Say how many lines include the word "правового", using only a number.
───── DATA FOR THE TASK
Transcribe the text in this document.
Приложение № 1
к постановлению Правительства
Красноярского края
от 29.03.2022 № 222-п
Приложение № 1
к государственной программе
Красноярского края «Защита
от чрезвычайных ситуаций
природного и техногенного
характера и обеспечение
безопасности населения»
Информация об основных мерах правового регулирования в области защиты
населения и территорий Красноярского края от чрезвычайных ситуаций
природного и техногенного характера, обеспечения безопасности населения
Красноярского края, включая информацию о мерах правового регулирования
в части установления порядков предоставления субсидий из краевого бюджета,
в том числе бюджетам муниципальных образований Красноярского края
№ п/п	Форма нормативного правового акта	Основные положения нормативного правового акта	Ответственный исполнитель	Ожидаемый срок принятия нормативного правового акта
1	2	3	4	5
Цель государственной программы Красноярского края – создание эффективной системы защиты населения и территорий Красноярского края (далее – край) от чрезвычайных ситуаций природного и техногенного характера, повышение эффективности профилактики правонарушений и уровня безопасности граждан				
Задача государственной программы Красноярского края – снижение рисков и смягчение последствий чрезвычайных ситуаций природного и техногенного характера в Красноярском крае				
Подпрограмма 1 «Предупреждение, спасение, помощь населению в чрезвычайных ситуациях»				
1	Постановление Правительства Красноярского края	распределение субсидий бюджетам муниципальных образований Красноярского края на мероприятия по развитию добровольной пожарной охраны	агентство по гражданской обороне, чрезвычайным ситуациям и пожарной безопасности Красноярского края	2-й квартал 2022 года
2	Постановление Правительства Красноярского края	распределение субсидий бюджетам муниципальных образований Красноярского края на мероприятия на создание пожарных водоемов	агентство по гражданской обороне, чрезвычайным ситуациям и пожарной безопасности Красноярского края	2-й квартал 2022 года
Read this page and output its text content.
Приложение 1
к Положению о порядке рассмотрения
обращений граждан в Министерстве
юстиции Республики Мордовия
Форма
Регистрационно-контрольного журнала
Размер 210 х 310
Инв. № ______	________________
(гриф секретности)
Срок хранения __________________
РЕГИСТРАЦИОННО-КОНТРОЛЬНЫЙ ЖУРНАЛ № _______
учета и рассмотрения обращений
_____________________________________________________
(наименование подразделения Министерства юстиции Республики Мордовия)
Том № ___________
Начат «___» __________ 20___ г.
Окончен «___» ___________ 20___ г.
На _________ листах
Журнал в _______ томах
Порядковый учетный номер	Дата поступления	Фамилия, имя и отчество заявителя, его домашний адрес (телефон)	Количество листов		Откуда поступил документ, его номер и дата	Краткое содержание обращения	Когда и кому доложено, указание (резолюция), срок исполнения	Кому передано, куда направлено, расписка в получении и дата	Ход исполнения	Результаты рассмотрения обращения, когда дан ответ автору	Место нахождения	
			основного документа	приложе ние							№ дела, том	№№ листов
──────────
TASK RESULT
3